● **Problem**
Make an exact copy of the records, with the pictures left out.

● **Data rows**
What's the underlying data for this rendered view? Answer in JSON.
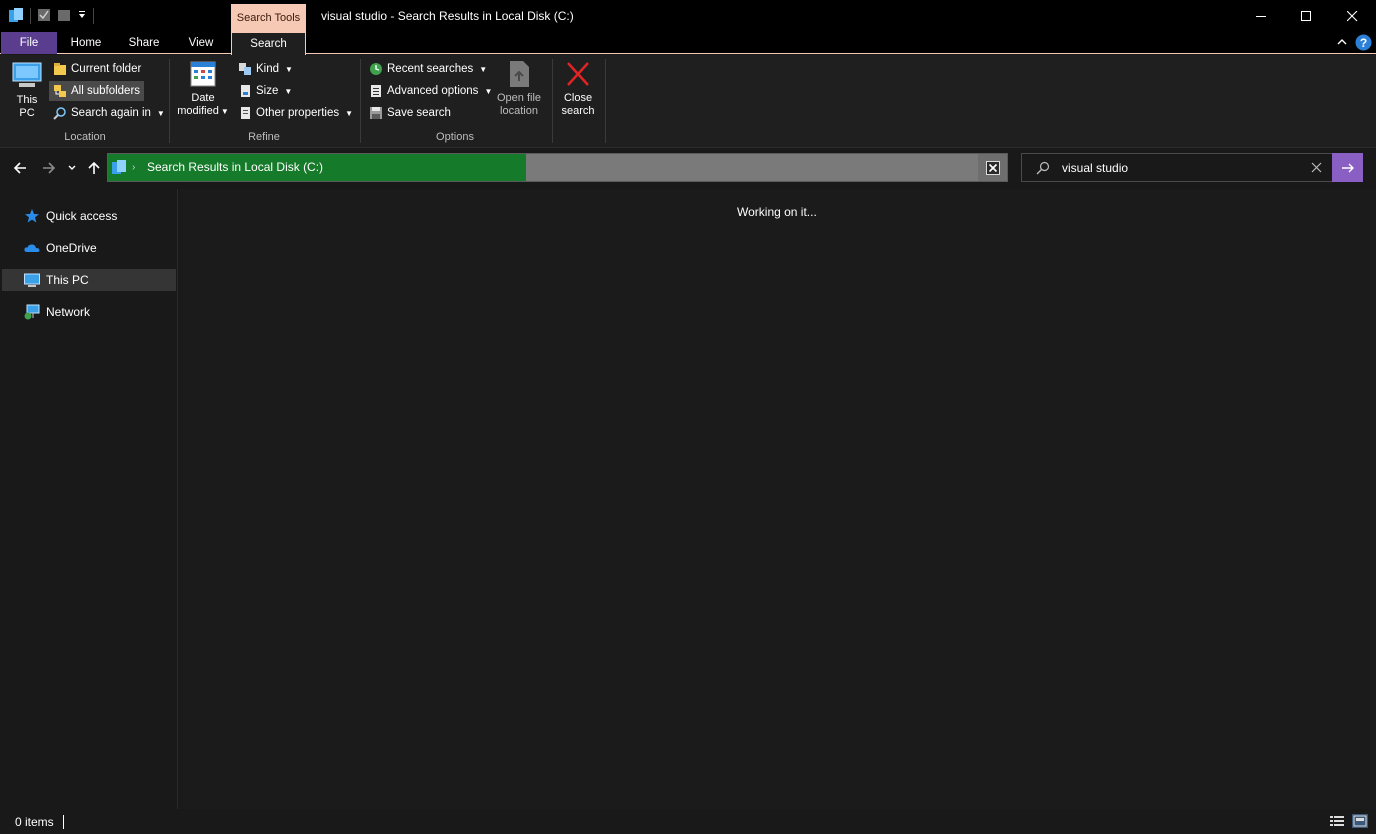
{
  "window": {
    "title": "visual studio - Search Results in Local Disk (C:)",
    "contextual_tab_group": "Search Tools",
    "accent_color": "#f6c9b4",
    "file_tab_color": "#5a3d8f"
  },
  "tabs": [
    {
      "label": "File"
    },
    {
      "label": "Home"
    },
    {
      "label": "Share"
    },
    {
      "label": "View"
    },
    {
      "label": "Search"
    }
  ],
  "ribbon": {
    "location": {
      "label": "Location",
      "this_pc": {
        "line1": "This",
        "line2": "PC"
      },
      "current_folder": "Current folder",
      "all_subfolders": "All subfolders",
      "search_again_in": "Search again in"
    },
    "refine": {
      "label": "Refine",
      "date_modified": {
        "line1": "Date",
        "line2": "modified"
      },
      "kind": "Kind",
      "size": "Size",
      "other_properties": "Other properties"
    },
    "options": {
      "label": "Options",
      "recent_searches": "Recent searches",
      "advanced_options": "Advanced options",
      "save_search": "Save search",
      "open_file_location": {
        "line1": "Open file",
        "line2": "location"
      },
      "close_search": {
        "line1": "Close",
        "line2": "search"
      }
    }
  },
  "address": {
    "path": "Search Results in Local Disk (C:)",
    "progress_fraction": 0.48,
    "progress_color": "#157a2a"
  },
  "search": {
    "value": "visual studio",
    "go_color": "#8a5fc4"
  },
  "nav": {
    "items": [
      {
        "label": "Quick access",
        "icon": "star-icon"
      },
      {
        "label": "OneDrive",
        "icon": "cloud-icon"
      },
      {
        "label": "This PC",
        "icon": "computer-icon",
        "selected": true
      },
      {
        "label": "Network",
        "icon": "network-icon"
      }
    ]
  },
  "content": {
    "message": "Working on it..."
  },
  "status": {
    "items_count": "0 items"
  }
}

● **Completed task**
What's the underlying data for this rendered view? Answer in JSON.
{
  "window": {
    "title": "visual studio - Search Results in Local Disk (C:)",
    "contextual_tab_group": "Search Tools",
    "accent_color": "#f6c9b4",
    "file_tab_color": "#5a3d8f"
  },
  "tabs": [
    {
      "label": "File"
    },
    {
      "label": "Home"
    },
    {
      "label": "Share"
    },
    {
      "label": "View"
    },
    {
      "label": "Search"
    }
  ],
  "ribbon": {
    "location": {
      "label": "Location",
      "this_pc": {
        "line1": "This",
        "line2": "PC"
      },
      "current_folder": "Current folder",
      "all_subfolders": "All subfolders",
      "search_again_in": "Search again in"
    },
    "refine": {
      "label": "Refine",
      "date_modified": {
        "line1": "Date",
        "line2": "modified"
      },
      "kind": "Kind",
      "size": "Size",
      "other_properties": "Other properties"
    },
    "options": {
      "label": "Options",
      "recent_searches": "Recent searches",
      "advanced_options": "Advanced options",
      "save_search": "Save search",
      "open_file_location": {
        "line1": "Open file",
        "line2": "location"
      },
      "close_search": {
        "line1": "Close",
        "line2": "search"
      }
    }
  },
  "address": {
    "path": "Search Results in Local Disk (C:)",
    "progress_fraction": 0.48,
    "progress_color": "#157a2a"
  },
  "search": {
    "value": "visual studio",
    "go_color": "#8a5fc4"
  },
  "nav": {
    "items": [
      {
        "label": "Quick access",
        "icon": "star-icon"
      },
      {
        "label": "OneDrive",
        "icon": "cloud-icon"
      },
      {
        "label": "This PC",
        "icon": "computer-icon",
        "selected": true
      },
      {
        "label": "Network",
        "icon": "network-icon"
      }
    ]
  },
  "content": {
    "message": "Working on it..."
  },
  "status": {
    "items_count": "0 items"
  }
}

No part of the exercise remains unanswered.